■ EXERCISE PROMPT ■
Write the data out again exactly, with no pictures.

■ MATERIAL ■
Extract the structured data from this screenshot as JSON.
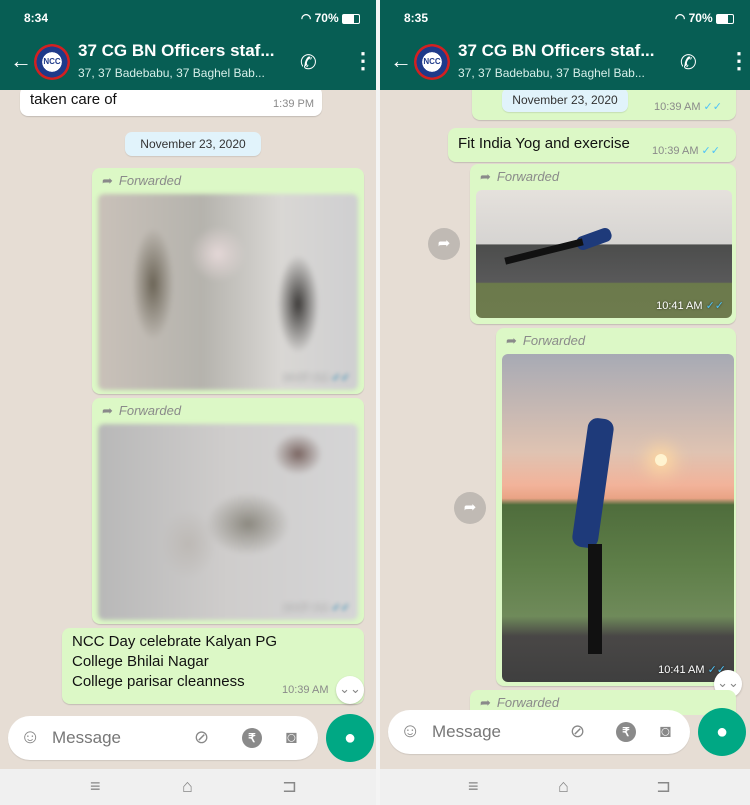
{
  "left": {
    "status": {
      "time": "8:34",
      "battery": "70%"
    },
    "header": {
      "title": "37 CG BN Officers staf...",
      "subtitle": "37, 37 Badebabu, 37 Baghel Bab...",
      "avatar_text": "NCC"
    },
    "messages": {
      "incoming_text": "taken care of",
      "incoming_time": "1:39 PM",
      "date": "November 23, 2020",
      "forwarded_label": "Forwarded",
      "photo1_time": "10:37 AM",
      "photo2_time": "10:37 AM",
      "text_lines": [
        "NCC Day celebrate Kalyan PG",
        "College Bhilai Nagar",
        "College parisar cleanness"
      ],
      "text_time": "10:39 AM"
    },
    "input": {
      "placeholder": "Message"
    }
  },
  "right": {
    "status": {
      "time": "8:35",
      "battery": "70%"
    },
    "header": {
      "title": "37 CG BN Officers staf...",
      "subtitle": "37, 37 Badebabu, 37 Baghel Bab...",
      "avatar_text": "NCC"
    },
    "messages": {
      "date": "November 23, 2020",
      "date_time": "10:39 AM",
      "text": "Fit India Yog and exercise",
      "text_time": "10:39 AM",
      "forwarded_label": "Forwarded",
      "photo1_time": "10:41 AM",
      "photo2_time": "10:41 AM",
      "forwarded_label_bottom": "Forwarded"
    },
    "input": {
      "placeholder": "Message"
    }
  },
  "colors": {
    "header": "#075e54",
    "outgoing": "#dcf8c6",
    "accent": "#00a884",
    "read_ticks": "#4fc3f7"
  },
  "icons": [
    "back-arrow-icon",
    "add-call-icon",
    "more-menu-icon",
    "forward-arrow-icon",
    "share-icon",
    "emoji-icon",
    "attach-icon",
    "rupee-icon",
    "camera-icon",
    "mic-icon",
    "chevron-down-icon",
    "nav-menu-icon",
    "nav-home-icon",
    "nav-back-icon"
  ]
}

■ RESPONSE FOR THIS EXERCISE ■
Extract the structured data from this screenshot as JSON.
{
  "left": {
    "status": {
      "time": "8:34",
      "battery": "70%"
    },
    "header": {
      "title": "37 CG BN Officers staf...",
      "subtitle": "37, 37 Badebabu, 37 Baghel Bab...",
      "avatar_text": "NCC"
    },
    "messages": {
      "incoming_text": "taken care of",
      "incoming_time": "1:39 PM",
      "date": "November 23, 2020",
      "forwarded_label": "Forwarded",
      "photo1_time": "10:37 AM",
      "photo2_time": "10:37 AM",
      "text_lines": [
        "NCC Day celebrate Kalyan PG",
        "College Bhilai Nagar",
        "College parisar cleanness"
      ],
      "text_time": "10:39 AM"
    },
    "input": {
      "placeholder": "Message"
    }
  },
  "right": {
    "status": {
      "time": "8:35",
      "battery": "70%"
    },
    "header": {
      "title": "37 CG BN Officers staf...",
      "subtitle": "37, 37 Badebabu, 37 Baghel Bab...",
      "avatar_text": "NCC"
    },
    "messages": {
      "date": "November 23, 2020",
      "date_time": "10:39 AM",
      "text": "Fit India Yog and exercise",
      "text_time": "10:39 AM",
      "forwarded_label": "Forwarded",
      "photo1_time": "10:41 AM",
      "photo2_time": "10:41 AM",
      "forwarded_label_bottom": "Forwarded"
    },
    "input": {
      "placeholder": "Message"
    }
  },
  "colors": {
    "header": "#075e54",
    "outgoing": "#dcf8c6",
    "accent": "#00a884",
    "read_ticks": "#4fc3f7"
  },
  "icons": [
    "back-arrow-icon",
    "add-call-icon",
    "more-menu-icon",
    "forward-arrow-icon",
    "share-icon",
    "emoji-icon",
    "attach-icon",
    "rupee-icon",
    "camera-icon",
    "mic-icon",
    "chevron-down-icon",
    "nav-menu-icon",
    "nav-home-icon",
    "nav-back-icon"
  ]
}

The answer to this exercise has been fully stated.